▶ Information provided:
-*-
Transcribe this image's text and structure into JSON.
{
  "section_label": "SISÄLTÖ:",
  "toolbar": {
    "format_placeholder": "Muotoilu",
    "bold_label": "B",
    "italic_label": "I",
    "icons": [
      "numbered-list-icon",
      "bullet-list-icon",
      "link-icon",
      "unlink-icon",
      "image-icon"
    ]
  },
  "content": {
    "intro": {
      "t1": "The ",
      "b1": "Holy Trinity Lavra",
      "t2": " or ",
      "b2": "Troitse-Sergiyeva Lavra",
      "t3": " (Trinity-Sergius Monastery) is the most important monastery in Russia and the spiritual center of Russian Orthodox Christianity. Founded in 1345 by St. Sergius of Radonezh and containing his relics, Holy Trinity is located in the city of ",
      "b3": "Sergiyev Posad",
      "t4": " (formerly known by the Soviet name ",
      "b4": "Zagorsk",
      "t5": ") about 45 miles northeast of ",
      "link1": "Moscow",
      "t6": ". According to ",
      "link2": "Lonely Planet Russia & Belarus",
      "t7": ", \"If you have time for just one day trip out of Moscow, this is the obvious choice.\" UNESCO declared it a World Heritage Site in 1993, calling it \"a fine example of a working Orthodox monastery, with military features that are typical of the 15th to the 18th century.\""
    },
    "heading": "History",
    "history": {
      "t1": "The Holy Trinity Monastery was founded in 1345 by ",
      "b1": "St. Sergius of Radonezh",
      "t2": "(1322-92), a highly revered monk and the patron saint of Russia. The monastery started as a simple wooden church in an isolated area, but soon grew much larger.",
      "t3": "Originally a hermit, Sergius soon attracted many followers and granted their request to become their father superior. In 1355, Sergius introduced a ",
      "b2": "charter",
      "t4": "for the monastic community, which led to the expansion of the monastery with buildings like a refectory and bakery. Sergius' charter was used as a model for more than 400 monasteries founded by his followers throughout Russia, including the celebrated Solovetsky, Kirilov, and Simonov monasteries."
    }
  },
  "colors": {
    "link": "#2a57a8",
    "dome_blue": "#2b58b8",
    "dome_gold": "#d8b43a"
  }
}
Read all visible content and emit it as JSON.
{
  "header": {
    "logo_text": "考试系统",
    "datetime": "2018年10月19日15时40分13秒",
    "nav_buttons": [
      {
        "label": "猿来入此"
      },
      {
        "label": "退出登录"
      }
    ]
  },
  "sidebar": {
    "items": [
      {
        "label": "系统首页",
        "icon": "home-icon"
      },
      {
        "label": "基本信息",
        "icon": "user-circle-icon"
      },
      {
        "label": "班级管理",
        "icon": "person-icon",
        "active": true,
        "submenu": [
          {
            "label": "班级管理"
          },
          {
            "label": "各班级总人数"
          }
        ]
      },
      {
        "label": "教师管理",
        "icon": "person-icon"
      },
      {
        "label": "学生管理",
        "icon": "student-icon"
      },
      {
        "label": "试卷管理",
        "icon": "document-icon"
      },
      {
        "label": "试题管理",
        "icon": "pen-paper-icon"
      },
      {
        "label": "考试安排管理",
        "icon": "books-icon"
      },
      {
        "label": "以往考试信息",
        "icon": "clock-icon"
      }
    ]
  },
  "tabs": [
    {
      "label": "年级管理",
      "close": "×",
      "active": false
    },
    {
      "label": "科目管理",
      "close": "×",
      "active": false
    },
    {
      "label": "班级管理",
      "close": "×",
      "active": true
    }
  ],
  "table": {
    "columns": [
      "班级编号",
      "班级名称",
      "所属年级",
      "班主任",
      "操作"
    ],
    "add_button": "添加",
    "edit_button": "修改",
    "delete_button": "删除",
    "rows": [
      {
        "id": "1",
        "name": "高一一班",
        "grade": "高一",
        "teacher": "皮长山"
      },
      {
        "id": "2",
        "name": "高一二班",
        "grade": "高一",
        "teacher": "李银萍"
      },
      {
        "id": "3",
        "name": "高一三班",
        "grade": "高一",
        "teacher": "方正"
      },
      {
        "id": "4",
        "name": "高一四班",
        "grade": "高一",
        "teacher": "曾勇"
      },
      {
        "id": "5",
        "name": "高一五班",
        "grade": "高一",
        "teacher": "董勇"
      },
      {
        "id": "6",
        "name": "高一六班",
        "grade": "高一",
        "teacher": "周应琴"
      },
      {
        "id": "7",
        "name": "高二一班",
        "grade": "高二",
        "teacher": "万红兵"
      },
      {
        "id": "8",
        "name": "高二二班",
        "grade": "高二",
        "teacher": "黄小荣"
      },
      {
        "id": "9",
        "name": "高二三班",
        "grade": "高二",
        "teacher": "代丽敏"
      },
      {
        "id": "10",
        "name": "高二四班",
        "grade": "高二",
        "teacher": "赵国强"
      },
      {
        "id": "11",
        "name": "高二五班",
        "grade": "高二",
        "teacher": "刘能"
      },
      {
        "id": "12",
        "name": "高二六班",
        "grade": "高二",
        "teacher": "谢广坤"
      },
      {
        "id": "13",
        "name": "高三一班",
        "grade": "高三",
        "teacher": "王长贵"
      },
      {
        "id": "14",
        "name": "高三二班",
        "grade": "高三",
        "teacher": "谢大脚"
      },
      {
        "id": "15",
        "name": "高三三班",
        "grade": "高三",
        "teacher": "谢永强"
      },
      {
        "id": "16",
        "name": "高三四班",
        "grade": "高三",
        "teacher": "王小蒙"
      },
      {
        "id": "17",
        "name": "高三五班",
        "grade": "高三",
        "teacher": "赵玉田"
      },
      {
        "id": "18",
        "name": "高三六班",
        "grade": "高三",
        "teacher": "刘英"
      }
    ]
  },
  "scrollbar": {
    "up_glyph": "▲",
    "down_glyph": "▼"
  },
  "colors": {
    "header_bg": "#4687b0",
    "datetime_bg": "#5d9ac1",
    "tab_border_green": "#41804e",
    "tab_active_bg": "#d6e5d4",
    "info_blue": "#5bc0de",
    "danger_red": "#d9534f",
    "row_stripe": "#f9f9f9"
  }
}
-*-
▶ Request: Copy each line of the listing that contains the string "JSON".

▶ Response:
Transcribe this image's text and structure into JSON.
Read all visible content and emit it as JSON.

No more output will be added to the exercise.